— BEGIN —

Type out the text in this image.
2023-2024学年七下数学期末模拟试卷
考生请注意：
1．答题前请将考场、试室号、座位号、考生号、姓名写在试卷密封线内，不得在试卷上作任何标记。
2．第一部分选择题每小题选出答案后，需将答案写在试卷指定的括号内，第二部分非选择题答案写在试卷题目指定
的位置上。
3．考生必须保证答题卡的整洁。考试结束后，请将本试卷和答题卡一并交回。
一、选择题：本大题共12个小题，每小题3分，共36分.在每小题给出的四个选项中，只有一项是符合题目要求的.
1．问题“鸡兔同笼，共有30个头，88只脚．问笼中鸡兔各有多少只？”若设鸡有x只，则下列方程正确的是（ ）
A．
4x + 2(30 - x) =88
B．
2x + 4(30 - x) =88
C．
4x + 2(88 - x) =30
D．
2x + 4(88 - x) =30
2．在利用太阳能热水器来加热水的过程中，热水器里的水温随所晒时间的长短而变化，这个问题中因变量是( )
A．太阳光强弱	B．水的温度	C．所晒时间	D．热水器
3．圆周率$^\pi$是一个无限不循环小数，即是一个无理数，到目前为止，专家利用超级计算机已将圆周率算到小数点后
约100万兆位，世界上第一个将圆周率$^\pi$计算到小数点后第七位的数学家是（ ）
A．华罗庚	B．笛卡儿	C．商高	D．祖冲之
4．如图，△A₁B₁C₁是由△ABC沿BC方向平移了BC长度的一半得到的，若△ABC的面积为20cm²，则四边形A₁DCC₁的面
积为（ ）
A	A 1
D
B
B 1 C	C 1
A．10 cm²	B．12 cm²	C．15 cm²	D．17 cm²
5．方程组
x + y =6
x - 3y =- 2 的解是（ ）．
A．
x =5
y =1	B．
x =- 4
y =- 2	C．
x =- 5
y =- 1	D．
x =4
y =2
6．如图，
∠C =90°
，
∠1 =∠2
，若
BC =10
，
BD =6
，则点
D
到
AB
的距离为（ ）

— END —

> **WHAT THE TASK REQUIRES**: Repeat the records above exactly, from the first line to the last.

> **CORRECT OUTPUT**:
Type out the text in this image.
2023-2024学年七下数学期末模拟试卷
考生请注意：
1．答题前请将考场、试室号、座位号、考生号、姓名写在试卷密封线内，不得在试卷上作任何标记。
2．第一部分选择题每小题选出答案后，需将答案写在试卷指定的括号内，第二部分非选择题答案写在试卷题目指定
的位置上。
3．考生必须保证答题卡的整洁。考试结束后，请将本试卷和答题卡一并交回。
一、选择题：本大题共12个小题，每小题3分，共36分.在每小题给出的四个选项中，只有一项是符合题目要求的.
1．问题“鸡兔同笼，共有30个头，88只脚．问笼中鸡兔各有多少只？”若设鸡有x只，则下列方程正确的是（ ）
A．
4x + 2(30 - x) =88
B．
2x + 4(30 - x) =88
C．
4x + 2(88 - x) =30
D．
2x + 4(88 - x) =30
2．在利用太阳能热水器来加热水的过程中，热水器里的水温随所晒时间的长短而变化，这个问题中因变量是( )
A．太阳光强弱	B．水的温度	C．所晒时间	D．热水器
3．圆周率$^\pi$是一个无限不循环小数，即是一个无理数，到目前为止，专家利用超级计算机已将圆周率算到小数点后
约100万兆位，世界上第一个将圆周率$^\pi$计算到小数点后第七位的数学家是（ ）
A．华罗庚	B．笛卡儿	C．商高	D．祖冲之
4．如图，△A₁B₁C₁是由△ABC沿BC方向平移了BC长度的一半得到的，若△ABC的面积为20cm²，则四边形A₁DCC₁的面
积为（ ）
A	A 1
D
B
B 1 C	C 1
A．10 cm²	B．12 cm²	C．15 cm²	D．17 cm²
5．方程组
x + y =6
x - 3y =- 2 的解是（ ）．
A．
x =5
y =1	B．
x =- 4
y =- 2	C．
x =- 5
y =- 1	D．
x =4
y =2
6．如图，
∠C =90°
，
∠1 =∠2
，若
BC =10
，
BD =6
，则点
D
到
AB
的距离为（ ）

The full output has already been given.